-------- Data provided
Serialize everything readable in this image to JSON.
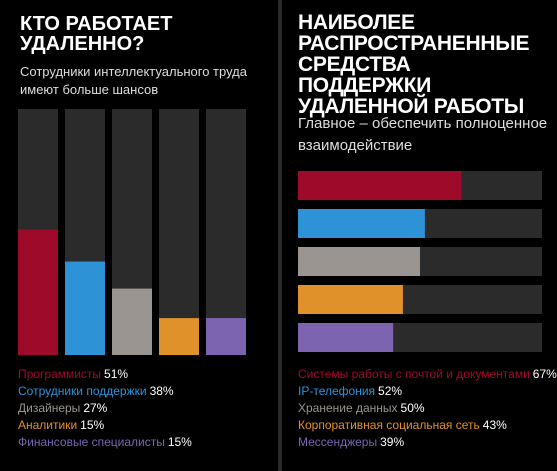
{
  "colors": {
    "background": "#000000",
    "track": "#2b2b2b",
    "crimson": "#9d0a2a",
    "blue": "#2d93d6",
    "gray": "#9a9590",
    "orange": "#e0912a",
    "purple": "#7c64b0"
  },
  "chart_data": [
    {
      "type": "bar",
      "orientation": "vertical",
      "title": "КТО РАБОТАЕТ УДАЛЕННО?",
      "subtitle": "Сотрудники интеллектуального труда имеют больше шансов",
      "ylim": [
        0,
        100
      ],
      "grid": false,
      "legend": "bottom",
      "categories": [
        "Программисты",
        "Сотрудники поддержки",
        "Дизайнеры",
        "Аналитики",
        "Финансовые специалисты"
      ],
      "values": [
        51,
        38,
        27,
        15,
        15
      ],
      "value_labels": [
        "51%",
        "38%",
        "27%",
        "15%",
        "15%"
      ],
      "series_colors": [
        "crimson",
        "blue",
        "gray",
        "orange",
        "purple"
      ]
    },
    {
      "type": "bar",
      "orientation": "horizontal",
      "title": "НАИБОЛЕЕ РАСПРОСТРАНЕННЫЕ СРЕДСТВА ПОДДЕРЖКИ УДАЛЕННОЙ РАБОТЫ",
      "subtitle": "Главное – обеспечить полноценное взаимодействие",
      "xlim": [
        0,
        100
      ],
      "grid": false,
      "legend": "bottom",
      "categories": [
        "Системы работы с почтой и документами",
        "IP-телефония",
        "Хранение данных",
        "Корпоративная социальная сеть",
        "Мессенджеры"
      ],
      "values": [
        67,
        52,
        50,
        43,
        39
      ],
      "value_labels": [
        "67%",
        "52%",
        "50%",
        "43%",
        "39%"
      ],
      "series_colors": [
        "crimson",
        "blue",
        "gray",
        "orange",
        "purple"
      ]
    }
  ]
}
----------------
What you will do :: Above are the records; reproduce them exactly and leave out the pictures.

Solution for this problem ::
Serialize everything readable in this image to JSON.
{
  "colors": {
    "background": "#000000",
    "track": "#2b2b2b",
    "crimson": "#9d0a2a",
    "blue": "#2d93d6",
    "gray": "#9a9590",
    "orange": "#e0912a",
    "purple": "#7c64b0"
  },
  "chart_data": [
    {
      "type": "bar",
      "orientation": "vertical",
      "title": "КТО РАБОТАЕТ УДАЛЕННО?",
      "subtitle": "Сотрудники интеллектуального труда имеют больше шансов",
      "ylim": [
        0,
        100
      ],
      "grid": false,
      "legend": "bottom",
      "categories": [
        "Программисты",
        "Сотрудники поддержки",
        "Дизайнеры",
        "Аналитики",
        "Финансовые специалисты"
      ],
      "values": [
        51,
        38,
        27,
        15,
        15
      ],
      "value_labels": [
        "51%",
        "38%",
        "27%",
        "15%",
        "15%"
      ],
      "series_colors": [
        "crimson",
        "blue",
        "gray",
        "orange",
        "purple"
      ]
    },
    {
      "type": "bar",
      "orientation": "horizontal",
      "title": "НАИБОЛЕЕ РАСПРОСТРАНЕННЫЕ СРЕДСТВА ПОДДЕРЖКИ УДАЛЕННОЙ РАБОТЫ",
      "subtitle": "Главное – обеспечить полноценное взаимодействие",
      "xlim": [
        0,
        100
      ],
      "grid": false,
      "legend": "bottom",
      "categories": [
        "Системы работы с почтой и документами",
        "IP-телефония",
        "Хранение данных",
        "Корпоративная социальная сеть",
        "Мессенджеры"
      ],
      "values": [
        67,
        52,
        50,
        43,
        39
      ],
      "value_labels": [
        "67%",
        "52%",
        "50%",
        "43%",
        "39%"
      ],
      "series_colors": [
        "crimson",
        "blue",
        "gray",
        "orange",
        "purple"
      ]
    }
  ]
}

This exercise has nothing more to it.